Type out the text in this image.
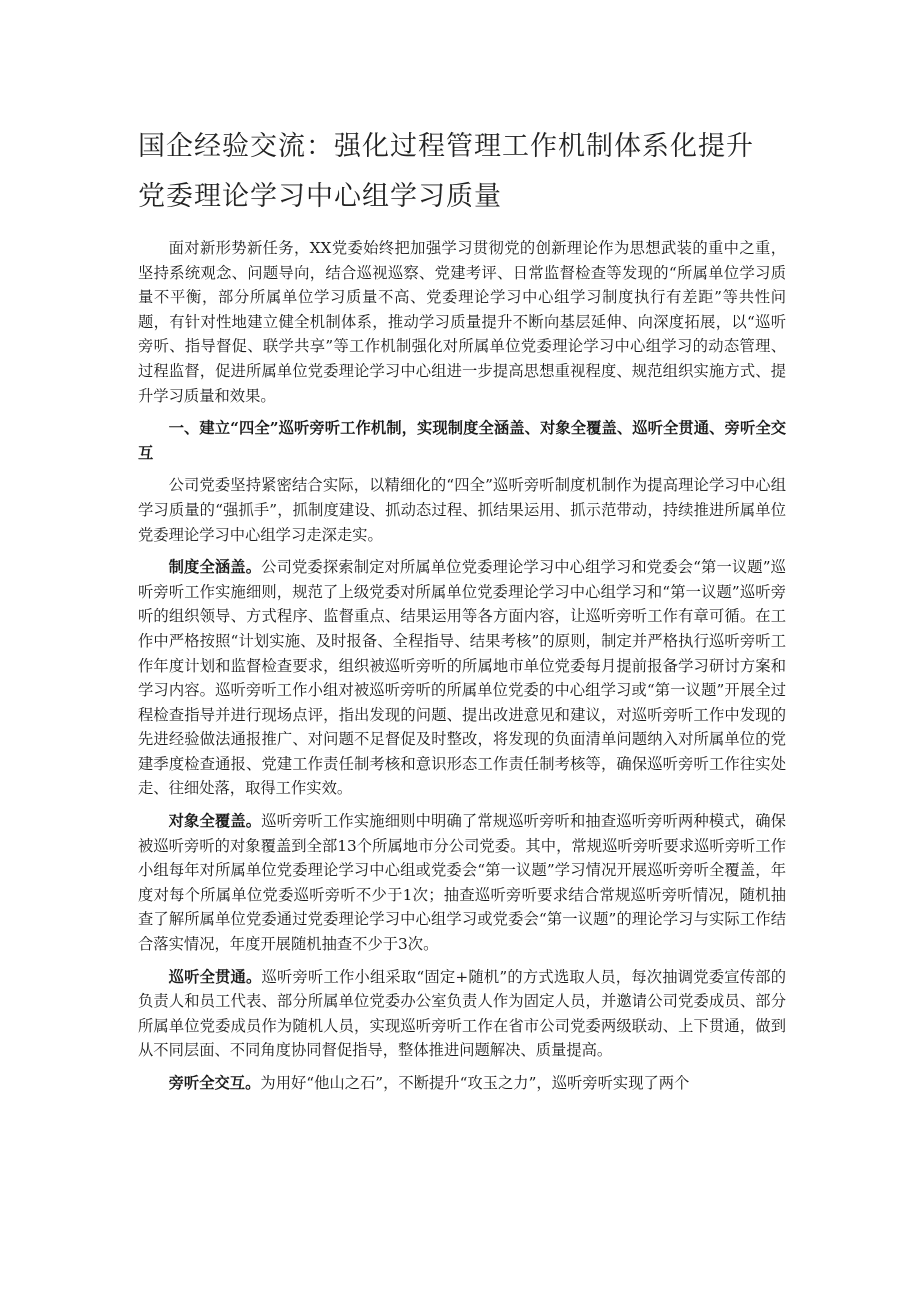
国企经验交流：强化过程管理工作机制体系化提升
党委理论学习中心组学习质量

面对新形势新任务，XX党委始终把加强学习贯彻党的创新理论作为思想武装的重中之重，坚持系统观念、问题导向，结合巡视巡察、党建考评、日常监督检查等发现的“所属单位学习质量不平衡，部分所属单位学习质量不高、党委理论学习中心组学习制度执行有差距”等共性问题，有针对性地建立健全机制体系，推动学习质量提升不断向基层延伸、向深度拓展，以“巡听旁听、指导督促、联学共享”等工作机制强化对所属单位党委理论学习中心组学习的动态管理、过程监督，促进所属单位党委理论学习中心组进一步提高思想重视程度、规范组织实施方式、提升学习质量和效果。

一、建立“四全”巡听旁听工作机制，实现制度全涵盖、对象全覆盖、巡听全贯通、旁听全交互

公司党委坚持紧密结合实际，以精细化的“四全”巡听旁听制度机制作为提高理论学习中心组学习质量的“强抓手”，抓制度建设、抓动态过程、抓结果运用、抓示范带动，持续推进所属单位党委理论学习中心组学习走深走实。

制度全涵盖。公司党委探索制定对所属单位党委理论学习中心组学习和党委会“第一议题”巡听旁听工作实施细则，规范了上级党委对所属单位党委理论学习中心组学习和“第一议题”巡听旁听的组织领导、方式程序、监督重点、结果运用等各方面内容，让巡听旁听工作有章可循。在工作中严格按照“计划实施、及时报备、全程指导、结果考核”的原则，制定并严格执行巡听旁听工作年度计划和监督检查要求，组织被巡听旁听的所属地市单位党委每月提前报备学习研讨方案和学习内容。巡听旁听工作小组对被巡听旁听的所属单位党委的中心组学习或“第一议题”开展全过程检查指导并进行现场点评，指出发现的问题、提出改进意见和建议，对巡听旁听工作中发现的先进经验做法通报推广、对问题不足督促及时整改，将发现的负面清单问题纳入对所属单位的党建季度检查通报、党建工作责任制考核和意识形态工作责任制考核等，确保巡听旁听工作往实处走、往细处落，取得工作实效。

对象全覆盖。巡听旁听工作实施细则中明确了常规巡听旁听和抽查巡听旁听两种模式，确保被巡听旁听的对象覆盖到全部13个所属地市分公司党委。其中，常规巡听旁听要求巡听旁听工作小组每年对所属单位党委理论学习中心组或党委会“第一议题”学习情况开展巡听旁听全覆盖，年度对每个所属单位党委巡听旁听不少于1次；抽查巡听旁听要求结合常规巡听旁听情况，随机抽查了解所属单位党委通过党委理论学习中心组学习或党委会“第一议题”的理论学习与实际工作结合落实情况，年度开展随机抽查不少于3次。

巡听全贯通。巡听旁听工作小组采取“固定+随机”的方式选取人员，每次抽调党委宣传部的负责人和员工代表、部分所属单位党委办公室负责人作为固定人员，并邀请公司党委成员、部分所属单位党委成员作为随机人员，实现巡听旁听工作在省市公司党委两级联动、上下贯通，做到从不同层面、不同角度协同督促指导，整体推进问题解决、质量提高。

旁听全交互。为用好“他山之石”，不断提升“攻玉之力”，巡听旁听实现了两个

PROBLEM STATEMENT: The records above must be transcribed exactly. Pictures are left out of the copy.

FINISHED EXERCISE:
Type out the text in this image.
国企经验交流：强化过程管理工作机制体系化提升
党委理论学习中心组学习质量

面对新形势新任务，XX党委始终把加强学习贯彻党的创新理论作为思想武装的重中之重，坚持系统观念、问题导向，结合巡视巡察、党建考评、日常监督检查等发现的“所属单位学习质量不平衡，部分所属单位学习质量不高、党委理论学习中心组学习制度执行有差距”等共性问题，有针对性地建立健全机制体系，推动学习质量提升不断向基层延伸、向深度拓展，以“巡听旁听、指导督促、联学共享”等工作机制强化对所属单位党委理论学习中心组学习的动态管理、过程监督，促进所属单位党委理论学习中心组进一步提高思想重视程度、规范组织实施方式、提升学习质量和效果。

一、建立“四全”巡听旁听工作机制，实现制度全涵盖、对象全覆盖、巡听全贯通、旁听全交互

公司党委坚持紧密结合实际，以精细化的“四全”巡听旁听制度机制作为提高理论学习中心组学习质量的“强抓手”，抓制度建设、抓动态过程、抓结果运用、抓示范带动，持续推进所属单位党委理论学习中心组学习走深走实。

制度全涵盖。公司党委探索制定对所属单位党委理论学习中心组学习和党委会“第一议题”巡听旁听工作实施细则，规范了上级党委对所属单位党委理论学习中心组学习和“第一议题”巡听旁听的组织领导、方式程序、监督重点、结果运用等各方面内容，让巡听旁听工作有章可循。在工作中严格按照“计划实施、及时报备、全程指导、结果考核”的原则，制定并严格执行巡听旁听工作年度计划和监督检查要求，组织被巡听旁听的所属地市单位党委每月提前报备学习研讨方案和学习内容。巡听旁听工作小组对被巡听旁听的所属单位党委的中心组学习或“第一议题”开展全过程检查指导并进行现场点评，指出发现的问题、提出改进意见和建议，对巡听旁听工作中发现的先进经验做法通报推广、对问题不足督促及时整改，将发现的负面清单问题纳入对所属单位的党建季度检查通报、党建工作责任制考核和意识形态工作责任制考核等，确保巡听旁听工作往实处走、往细处落，取得工作实效。

对象全覆盖。巡听旁听工作实施细则中明确了常规巡听旁听和抽查巡听旁听两种模式，确保被巡听旁听的对象覆盖到全部13个所属地市分公司党委。其中，常规巡听旁听要求巡听旁听工作小组每年对所属单位党委理论学习中心组或党委会“第一议题”学习情况开展巡听旁听全覆盖，年度对每个所属单位党委巡听旁听不少于1次；抽查巡听旁听要求结合常规巡听旁听情况，随机抽查了解所属单位党委通过党委理论学习中心组学习或党委会“第一议题”的理论学习与实际工作结合落实情况，年度开展随机抽查不少于3次。

巡听全贯通。巡听旁听工作小组采取“固定+随机”的方式选取人员，每次抽调党委宣传部的负责人和员工代表、部分所属单位党委办公室负责人作为固定人员，并邀请公司党委成员、部分所属单位党委成员作为随机人员，实现巡听旁听工作在省市公司党委两级联动、上下贯通，做到从不同层面、不同角度协同督促指导，整体推进问题解决、质量提高。

旁听全交互。为用好“他山之石”，不断提升“攻玉之力”，巡听旁听实现了两个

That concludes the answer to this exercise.